* START *
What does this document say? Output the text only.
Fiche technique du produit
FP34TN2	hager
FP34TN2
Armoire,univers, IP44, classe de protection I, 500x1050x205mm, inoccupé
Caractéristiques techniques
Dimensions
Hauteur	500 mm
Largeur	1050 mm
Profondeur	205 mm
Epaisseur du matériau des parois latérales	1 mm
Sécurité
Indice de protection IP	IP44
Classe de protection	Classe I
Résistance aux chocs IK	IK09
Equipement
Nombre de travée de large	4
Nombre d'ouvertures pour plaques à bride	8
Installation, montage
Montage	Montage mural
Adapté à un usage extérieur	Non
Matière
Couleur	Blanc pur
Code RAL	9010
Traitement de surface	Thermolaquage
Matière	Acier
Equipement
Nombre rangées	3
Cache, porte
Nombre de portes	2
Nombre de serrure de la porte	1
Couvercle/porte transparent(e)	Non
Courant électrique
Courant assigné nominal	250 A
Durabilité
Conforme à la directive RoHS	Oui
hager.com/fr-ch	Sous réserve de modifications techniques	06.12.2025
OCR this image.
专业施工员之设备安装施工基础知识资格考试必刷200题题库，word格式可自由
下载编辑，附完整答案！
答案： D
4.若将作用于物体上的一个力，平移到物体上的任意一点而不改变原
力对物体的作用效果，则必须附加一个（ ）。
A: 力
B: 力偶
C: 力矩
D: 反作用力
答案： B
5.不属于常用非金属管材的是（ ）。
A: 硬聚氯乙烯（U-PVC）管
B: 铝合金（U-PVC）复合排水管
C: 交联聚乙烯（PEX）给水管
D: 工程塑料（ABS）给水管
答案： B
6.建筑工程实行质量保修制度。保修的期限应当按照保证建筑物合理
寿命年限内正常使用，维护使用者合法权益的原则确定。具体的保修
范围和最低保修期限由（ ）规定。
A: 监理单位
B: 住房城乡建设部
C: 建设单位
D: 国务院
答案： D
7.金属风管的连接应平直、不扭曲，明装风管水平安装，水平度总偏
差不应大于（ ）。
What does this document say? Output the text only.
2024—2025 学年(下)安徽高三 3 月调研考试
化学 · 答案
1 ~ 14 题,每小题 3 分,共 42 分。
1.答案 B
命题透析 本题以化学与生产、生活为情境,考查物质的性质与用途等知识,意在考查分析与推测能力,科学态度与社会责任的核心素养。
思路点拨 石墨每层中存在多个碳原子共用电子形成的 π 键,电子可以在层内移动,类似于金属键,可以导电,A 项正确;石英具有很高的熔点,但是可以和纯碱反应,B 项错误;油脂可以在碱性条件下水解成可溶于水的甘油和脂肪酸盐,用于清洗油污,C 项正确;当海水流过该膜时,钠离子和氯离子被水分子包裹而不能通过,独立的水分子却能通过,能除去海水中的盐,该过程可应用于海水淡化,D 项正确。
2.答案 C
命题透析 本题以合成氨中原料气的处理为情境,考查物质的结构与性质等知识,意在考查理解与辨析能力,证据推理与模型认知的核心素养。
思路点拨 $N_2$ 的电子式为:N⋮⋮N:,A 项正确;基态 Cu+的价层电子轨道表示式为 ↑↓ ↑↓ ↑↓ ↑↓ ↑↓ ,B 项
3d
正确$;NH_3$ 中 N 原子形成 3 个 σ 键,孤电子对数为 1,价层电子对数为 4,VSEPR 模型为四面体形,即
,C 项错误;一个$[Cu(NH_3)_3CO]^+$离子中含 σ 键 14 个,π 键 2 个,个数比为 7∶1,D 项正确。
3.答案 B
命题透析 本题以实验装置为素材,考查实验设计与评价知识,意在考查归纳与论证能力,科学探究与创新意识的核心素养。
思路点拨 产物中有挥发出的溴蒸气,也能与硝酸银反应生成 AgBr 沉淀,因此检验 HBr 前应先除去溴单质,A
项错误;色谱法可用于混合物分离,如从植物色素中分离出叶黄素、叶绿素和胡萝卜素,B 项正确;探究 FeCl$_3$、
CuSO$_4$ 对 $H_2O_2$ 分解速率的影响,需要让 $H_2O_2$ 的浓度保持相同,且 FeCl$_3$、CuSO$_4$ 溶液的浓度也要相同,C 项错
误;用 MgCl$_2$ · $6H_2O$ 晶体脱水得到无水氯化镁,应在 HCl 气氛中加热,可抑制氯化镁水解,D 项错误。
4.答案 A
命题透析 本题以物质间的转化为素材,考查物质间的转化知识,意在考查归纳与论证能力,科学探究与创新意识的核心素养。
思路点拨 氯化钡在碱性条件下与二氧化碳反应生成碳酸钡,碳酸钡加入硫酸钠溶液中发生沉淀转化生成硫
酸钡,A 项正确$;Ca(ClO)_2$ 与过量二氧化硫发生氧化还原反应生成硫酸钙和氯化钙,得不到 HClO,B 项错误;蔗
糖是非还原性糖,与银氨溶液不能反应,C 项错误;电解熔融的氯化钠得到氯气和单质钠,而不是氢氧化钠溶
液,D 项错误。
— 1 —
* END *
### EXERCISE GOAL
Exactly as shown above, return every record.

### WORKED ANSWER
What does this document say? Output the text only.
Fiche technique du produit
FP34TN2	hager
FP34TN2
Armoire,univers, IP44, classe de protection I, 500x1050x205mm, inoccupé
Caractéristiques techniques
Dimensions
Hauteur	500 mm
Largeur	1050 mm
Profondeur	205 mm
Epaisseur du matériau des parois latérales	1 mm
Sécurité
Indice de protection IP	IP44
Classe de protection	Classe I
Résistance aux chocs IK	IK09
Equipement
Nombre de travée de large	4
Nombre d'ouvertures pour plaques à bride	8
Installation, montage
Montage	Montage mural
Adapté à un usage extérieur	Non
Matière
Couleur	Blanc pur
Code RAL	9010
Traitement de surface	Thermolaquage
Matière	Acier
Equipement
Nombre rangées	3
Cache, porte
Nombre de portes	2
Nombre de serrure de la porte	1
Couvercle/porte transparent(e)	Non
Courant électrique
Courant assigné nominal	250 A
Durabilité
Conforme à la directive RoHS	Oui
hager.com/fr-ch	Sous réserve de modifications techniques	06.12.2025
OCR this image.
专业施工员之设备安装施工基础知识资格考试必刷200题题库，word格式可自由
下载编辑，附完整答案！
答案： D
4.若将作用于物体上的一个力，平移到物体上的任意一点而不改变原
力对物体的作用效果，则必须附加一个（ ）。
A: 力
B: 力偶
C: 力矩
D: 反作用力
答案： B
5.不属于常用非金属管材的是（ ）。
A: 硬聚氯乙烯（U-PVC）管
B: 铝合金（U-PVC）复合排水管
C: 交联聚乙烯（PEX）给水管
D: 工程塑料（ABS）给水管
答案： B
6.建筑工程实行质量保修制度。保修的期限应当按照保证建筑物合理
寿命年限内正常使用，维护使用者合法权益的原则确定。具体的保修
范围和最低保修期限由（ ）规定。
A: 监理单位
B: 住房城乡建设部
C: 建设单位
D: 国务院
答案： D
7.金属风管的连接应平直、不扭曲，明装风管水平安装，水平度总偏
差不应大于（ ）。
What does this document say? Output the text only.
2024—2025 学年(下)安徽高三 3 月调研考试
化学 · 答案
1 ~ 14 题,每小题 3 分,共 42 分。
1.答案 B
命题透析 本题以化学与生产、生活为情境,考查物质的性质与用途等知识,意在考查分析与推测能力,科学态度与社会责任的核心素养。
思路点拨 石墨每层中存在多个碳原子共用电子形成的 π 键,电子可以在层内移动,类似于金属键,可以导电,A 项正确;石英具有很高的熔点,但是可以和纯碱反应,B 项错误;油脂可以在碱性条件下水解成可溶于水的甘油和脂肪酸盐,用于清洗油污,C 项正确;当海水流过该膜时,钠离子和氯离子被水分子包裹而不能通过,独立的水分子却能通过,能除去海水中的盐,该过程可应用于海水淡化,D 项正确。
2.答案 C
命题透析 本题以合成氨中原料气的处理为情境,考查物质的结构与性质等知识,意在考查理解与辨析能力,证据推理与模型认知的核心素养。
思路点拨 $N_2$ 的电子式为:N⋮⋮N:,A 项正确;基态 Cu+的价层电子轨道表示式为 ↑↓ ↑↓ ↑↓ ↑↓ ↑↓ ,B 项
3d
正确$;NH_3$ 中 N 原子形成 3 个 σ 键,孤电子对数为 1,价层电子对数为 4,VSEPR 模型为四面体形,即
,C 项错误;一个$[Cu(NH_3)_3CO]^+$离子中含 σ 键 14 个,π 键 2 个,个数比为 7∶1,D 项正确。
3.答案 B
命题透析 本题以实验装置为素材,考查实验设计与评价知识,意在考查归纳与论证能力,科学探究与创新意识的核心素养。
思路点拨 产物中有挥发出的溴蒸气,也能与硝酸银反应生成 AgBr 沉淀,因此检验 HBr 前应先除去溴单质,A
项错误;色谱法可用于混合物分离,如从植物色素中分离出叶黄素、叶绿素和胡萝卜素,B 项正确;探究 FeCl$_3$、
CuSO$_4$ 对 $H_2O_2$ 分解速率的影响,需要让 $H_2O_2$ 的浓度保持相同,且 FeCl$_3$、CuSO$_4$ 溶液的浓度也要相同,C 项错
误;用 MgCl$_2$ · $6H_2O$ 晶体脱水得到无水氯化镁,应在 HCl 气氛中加热,可抑制氯化镁水解,D 项错误。
4.答案 A
命题透析 本题以物质间的转化为素材,考查物质间的转化知识,意在考查归纳与论证能力,科学探究与创新意识的核心素养。
思路点拨 氯化钡在碱性条件下与二氧化碳反应生成碳酸钡,碳酸钡加入硫酸钠溶液中发生沉淀转化生成硫
酸钡,A 项正确$;Ca(ClO)_2$ 与过量二氧化硫发生氧化还原反应生成硫酸钙和氯化钙,得不到 HClO,B 项错误;蔗
糖是非还原性糖,与银氨溶液不能反应,C 项错误;电解熔融的氯化钠得到氯气和单质钠,而不是氢氧化钠溶
液,D 项错误。
— 1 —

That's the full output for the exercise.